# [Problem statement]
Go through the data and copy every line in which "thinner" appears.

(Beginning of Provided information)

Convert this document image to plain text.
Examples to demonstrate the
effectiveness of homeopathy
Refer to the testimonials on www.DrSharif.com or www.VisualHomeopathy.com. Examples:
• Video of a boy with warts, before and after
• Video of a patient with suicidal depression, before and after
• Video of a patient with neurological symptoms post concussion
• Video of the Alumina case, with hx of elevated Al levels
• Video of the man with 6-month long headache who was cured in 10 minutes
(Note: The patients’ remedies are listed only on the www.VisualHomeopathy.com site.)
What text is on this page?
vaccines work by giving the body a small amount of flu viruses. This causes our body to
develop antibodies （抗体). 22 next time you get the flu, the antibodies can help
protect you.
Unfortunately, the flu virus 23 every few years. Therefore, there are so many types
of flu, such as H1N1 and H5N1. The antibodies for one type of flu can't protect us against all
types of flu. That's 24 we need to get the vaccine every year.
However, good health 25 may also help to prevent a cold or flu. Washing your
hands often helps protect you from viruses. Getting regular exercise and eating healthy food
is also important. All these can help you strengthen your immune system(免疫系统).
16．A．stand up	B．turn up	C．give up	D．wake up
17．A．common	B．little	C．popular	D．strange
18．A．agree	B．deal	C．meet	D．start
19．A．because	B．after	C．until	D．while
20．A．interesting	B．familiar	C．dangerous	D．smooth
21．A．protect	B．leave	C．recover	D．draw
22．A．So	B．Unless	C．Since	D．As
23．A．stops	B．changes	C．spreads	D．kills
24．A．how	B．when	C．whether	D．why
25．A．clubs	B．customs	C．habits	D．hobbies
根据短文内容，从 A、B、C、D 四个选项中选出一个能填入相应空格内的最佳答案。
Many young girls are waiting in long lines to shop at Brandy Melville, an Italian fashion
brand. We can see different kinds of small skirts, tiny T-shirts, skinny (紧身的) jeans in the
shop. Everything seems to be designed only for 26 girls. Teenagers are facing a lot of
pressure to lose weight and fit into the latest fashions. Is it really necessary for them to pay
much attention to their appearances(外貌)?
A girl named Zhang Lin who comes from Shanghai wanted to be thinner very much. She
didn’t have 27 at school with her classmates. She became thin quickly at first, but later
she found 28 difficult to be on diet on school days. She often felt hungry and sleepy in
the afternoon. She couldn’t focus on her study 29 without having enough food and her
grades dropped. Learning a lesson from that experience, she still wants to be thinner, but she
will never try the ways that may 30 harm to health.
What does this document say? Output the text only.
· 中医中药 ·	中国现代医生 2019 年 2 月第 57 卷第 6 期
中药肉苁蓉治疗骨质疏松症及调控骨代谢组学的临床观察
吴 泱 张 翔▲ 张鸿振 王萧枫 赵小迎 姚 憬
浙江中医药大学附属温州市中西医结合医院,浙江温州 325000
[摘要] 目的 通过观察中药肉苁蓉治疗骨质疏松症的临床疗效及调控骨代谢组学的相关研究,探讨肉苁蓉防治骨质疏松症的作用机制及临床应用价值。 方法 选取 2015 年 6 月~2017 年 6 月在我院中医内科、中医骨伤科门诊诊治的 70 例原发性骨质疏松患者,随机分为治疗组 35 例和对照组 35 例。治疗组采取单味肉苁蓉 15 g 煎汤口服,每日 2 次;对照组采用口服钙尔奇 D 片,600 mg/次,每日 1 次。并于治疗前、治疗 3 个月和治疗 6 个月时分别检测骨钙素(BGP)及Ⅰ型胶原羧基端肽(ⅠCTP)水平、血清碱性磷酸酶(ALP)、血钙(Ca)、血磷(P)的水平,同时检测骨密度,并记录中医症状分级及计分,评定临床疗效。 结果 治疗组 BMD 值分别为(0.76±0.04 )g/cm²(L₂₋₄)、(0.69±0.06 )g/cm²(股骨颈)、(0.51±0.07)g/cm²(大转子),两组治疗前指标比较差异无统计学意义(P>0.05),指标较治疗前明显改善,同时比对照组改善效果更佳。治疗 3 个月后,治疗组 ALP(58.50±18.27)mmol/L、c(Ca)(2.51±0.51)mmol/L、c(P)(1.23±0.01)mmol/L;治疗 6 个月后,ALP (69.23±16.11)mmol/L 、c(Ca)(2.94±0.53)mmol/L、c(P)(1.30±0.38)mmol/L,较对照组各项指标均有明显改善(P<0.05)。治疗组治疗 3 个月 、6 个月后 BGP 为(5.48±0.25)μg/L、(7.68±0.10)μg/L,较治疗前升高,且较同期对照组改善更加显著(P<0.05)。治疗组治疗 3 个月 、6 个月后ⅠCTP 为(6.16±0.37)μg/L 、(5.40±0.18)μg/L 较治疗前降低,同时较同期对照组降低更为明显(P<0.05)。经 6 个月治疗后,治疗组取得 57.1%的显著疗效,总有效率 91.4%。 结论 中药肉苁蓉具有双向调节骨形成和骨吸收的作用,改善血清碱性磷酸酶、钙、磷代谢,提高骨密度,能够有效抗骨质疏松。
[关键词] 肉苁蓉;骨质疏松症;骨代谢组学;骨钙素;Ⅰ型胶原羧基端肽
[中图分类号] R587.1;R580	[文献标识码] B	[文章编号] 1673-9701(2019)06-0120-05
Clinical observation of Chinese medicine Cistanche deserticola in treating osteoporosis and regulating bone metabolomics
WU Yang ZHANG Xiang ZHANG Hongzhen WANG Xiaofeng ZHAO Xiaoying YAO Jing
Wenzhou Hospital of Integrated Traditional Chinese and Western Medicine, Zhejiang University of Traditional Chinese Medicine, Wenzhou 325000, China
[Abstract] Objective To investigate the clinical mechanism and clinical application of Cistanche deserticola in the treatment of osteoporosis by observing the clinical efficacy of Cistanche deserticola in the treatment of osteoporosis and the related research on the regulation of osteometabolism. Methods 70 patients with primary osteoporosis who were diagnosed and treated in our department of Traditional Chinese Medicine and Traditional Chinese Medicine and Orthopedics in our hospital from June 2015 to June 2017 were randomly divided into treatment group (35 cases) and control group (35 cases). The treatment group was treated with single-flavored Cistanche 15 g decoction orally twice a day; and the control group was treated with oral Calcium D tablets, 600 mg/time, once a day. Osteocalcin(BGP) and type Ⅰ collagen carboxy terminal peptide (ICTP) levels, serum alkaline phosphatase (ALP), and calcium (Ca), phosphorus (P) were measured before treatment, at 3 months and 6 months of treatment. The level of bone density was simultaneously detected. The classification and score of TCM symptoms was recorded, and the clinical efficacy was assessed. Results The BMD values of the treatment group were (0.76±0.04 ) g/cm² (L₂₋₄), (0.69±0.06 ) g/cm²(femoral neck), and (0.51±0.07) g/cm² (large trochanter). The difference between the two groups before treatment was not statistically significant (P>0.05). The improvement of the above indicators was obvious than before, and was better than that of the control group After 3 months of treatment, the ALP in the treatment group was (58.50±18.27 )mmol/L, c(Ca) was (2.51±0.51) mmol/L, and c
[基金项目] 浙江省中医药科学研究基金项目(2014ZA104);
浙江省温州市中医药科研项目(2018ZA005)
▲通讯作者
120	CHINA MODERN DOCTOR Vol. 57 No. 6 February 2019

(End of Provided information)

# [Result for this task]
A girl named Zhang Lin who comes from Shanghai wanted to be thinner very much. She
grades dropped. Learning a lesson from that experience, she still wants to be thinner, but she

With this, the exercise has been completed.